Rows from a figure dataset:
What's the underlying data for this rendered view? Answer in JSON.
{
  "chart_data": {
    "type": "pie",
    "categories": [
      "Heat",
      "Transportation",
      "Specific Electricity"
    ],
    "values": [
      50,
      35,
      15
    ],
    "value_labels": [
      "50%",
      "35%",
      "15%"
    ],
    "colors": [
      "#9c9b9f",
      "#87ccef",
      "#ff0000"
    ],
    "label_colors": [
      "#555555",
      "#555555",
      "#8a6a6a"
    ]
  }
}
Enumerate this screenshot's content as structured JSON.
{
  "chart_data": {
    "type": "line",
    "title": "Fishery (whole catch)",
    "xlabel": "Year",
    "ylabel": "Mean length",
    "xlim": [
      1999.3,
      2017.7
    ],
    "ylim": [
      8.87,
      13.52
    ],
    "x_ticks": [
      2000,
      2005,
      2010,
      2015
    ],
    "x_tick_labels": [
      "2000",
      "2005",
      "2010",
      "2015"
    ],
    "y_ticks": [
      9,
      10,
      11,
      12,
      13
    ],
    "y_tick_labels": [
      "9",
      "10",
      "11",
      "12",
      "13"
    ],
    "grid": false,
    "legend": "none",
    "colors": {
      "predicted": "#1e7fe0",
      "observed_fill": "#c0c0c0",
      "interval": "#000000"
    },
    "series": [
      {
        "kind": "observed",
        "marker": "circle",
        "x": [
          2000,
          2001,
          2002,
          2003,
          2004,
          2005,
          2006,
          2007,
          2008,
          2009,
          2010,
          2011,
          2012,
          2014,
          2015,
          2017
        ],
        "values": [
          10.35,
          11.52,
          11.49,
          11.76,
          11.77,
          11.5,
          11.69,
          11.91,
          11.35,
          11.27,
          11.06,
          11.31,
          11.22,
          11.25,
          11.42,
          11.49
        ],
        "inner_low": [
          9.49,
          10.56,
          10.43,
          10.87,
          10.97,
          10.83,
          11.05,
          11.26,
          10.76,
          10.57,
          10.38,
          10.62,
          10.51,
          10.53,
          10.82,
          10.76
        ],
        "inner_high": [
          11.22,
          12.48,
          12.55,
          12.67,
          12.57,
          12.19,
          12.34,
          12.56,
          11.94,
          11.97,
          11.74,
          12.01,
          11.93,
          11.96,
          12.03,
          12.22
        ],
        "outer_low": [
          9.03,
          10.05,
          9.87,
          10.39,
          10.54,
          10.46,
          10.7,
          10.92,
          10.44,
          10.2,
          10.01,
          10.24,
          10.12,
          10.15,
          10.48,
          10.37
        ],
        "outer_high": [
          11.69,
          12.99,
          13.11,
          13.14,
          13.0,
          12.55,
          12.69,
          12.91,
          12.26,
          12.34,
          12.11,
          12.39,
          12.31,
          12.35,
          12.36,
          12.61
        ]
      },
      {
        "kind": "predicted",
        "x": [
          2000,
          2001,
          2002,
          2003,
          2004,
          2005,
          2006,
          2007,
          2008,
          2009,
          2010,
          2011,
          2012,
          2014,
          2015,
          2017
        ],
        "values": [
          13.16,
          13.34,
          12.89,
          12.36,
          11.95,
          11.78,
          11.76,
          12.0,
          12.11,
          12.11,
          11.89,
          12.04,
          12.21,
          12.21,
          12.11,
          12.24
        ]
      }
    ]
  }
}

- _Prompt_:
Write down all the entries again without a single difference.

- _Written solution_:
What's the underlying data for this rendered view? Answer in JSON.
{
  "chart_data": {
    "type": "pie",
    "categories": [
      "Heat",
      "Transportation",
      "Specific Electricity"
    ],
    "values": [
      50,
      35,
      15
    ],
    "value_labels": [
      "50%",
      "35%",
      "15%"
    ],
    "colors": [
      "#9c9b9f",
      "#87ccef",
      "#ff0000"
    ],
    "label_colors": [
      "#555555",
      "#555555",
      "#8a6a6a"
    ]
  }
}
Enumerate this screenshot's content as structured JSON.
{
  "chart_data": {
    "type": "line",
    "title": "Fishery (whole catch)",
    "xlabel": "Year",
    "ylabel": "Mean length",
    "xlim": [
      1999.3,
      2017.7
    ],
    "ylim": [
      8.87,
      13.52
    ],
    "x_ticks": [
      2000,
      2005,
      2010,
      2015
    ],
    "x_tick_labels": [
      "2000",
      "2005",
      "2010",
      "2015"
    ],
    "y_ticks": [
      9,
      10,
      11,
      12,
      13
    ],
    "y_tick_labels": [
      "9",
      "10",
      "11",
      "12",
      "13"
    ],
    "grid": false,
    "legend": "none",
    "colors": {
      "predicted": "#1e7fe0",
      "observed_fill": "#c0c0c0",
      "interval": "#000000"
    },
    "series": [
      {
        "kind": "observed",
        "marker": "circle",
        "x": [
          2000,
          2001,
          2002,
          2003,
          2004,
          2005,
          2006,
          2007,
          2008,
          2009,
          2010,
          2011,
          2012,
          2014,
          2015,
          2017
        ],
        "values": [
          10.35,
          11.52,
          11.49,
          11.76,
          11.77,
          11.5,
          11.69,
          11.91,
          11.35,
          11.27,
          11.06,
          11.31,
          11.22,
          11.25,
          11.42,
          11.49
        ],
        "inner_low": [
          9.49,
          10.56,
          10.43,
          10.87,
          10.97,
          10.83,
          11.05,
          11.26,
          10.76,
          10.57,
          10.38,
          10.62,
          10.51,
          10.53,
          10.82,
          10.76
        ],
        "inner_high": [
          11.22,
          12.48,
          12.55,
          12.67,
          12.57,
          12.19,
          12.34,
          12.56,
          11.94,
          11.97,
          11.74,
          12.01,
          11.93,
          11.96,
          12.03,
          12.22
        ],
        "outer_low": [
          9.03,
          10.05,
          9.87,
          10.39,
          10.54,
          10.46,
          10.7,
          10.92,
          10.44,
          10.2,
          10.01,
          10.24,
          10.12,
          10.15,
          10.48,
          10.37
        ],
        "outer_high": [
          11.69,
          12.99,
          13.11,
          13.14,
          13.0,
          12.55,
          12.69,
          12.91,
          12.26,
          12.34,
          12.11,
          12.39,
          12.31,
          12.35,
          12.36,
          12.61
        ]
      },
      {
        "kind": "predicted",
        "x": [
          2000,
          2001,
          2002,
          2003,
          2004,
          2005,
          2006,
          2007,
          2008,
          2009,
          2010,
          2011,
          2012,
          2014,
          2015,
          2017
        ],
        "values": [
          13.16,
          13.34,
          12.89,
          12.36,
          11.95,
          11.78,
          11.76,
          12.0,
          12.11,
          12.11,
          11.89,
          12.04,
          12.21,
          12.21,
          12.11,
          12.24
        ]
      }
    ]
  }
}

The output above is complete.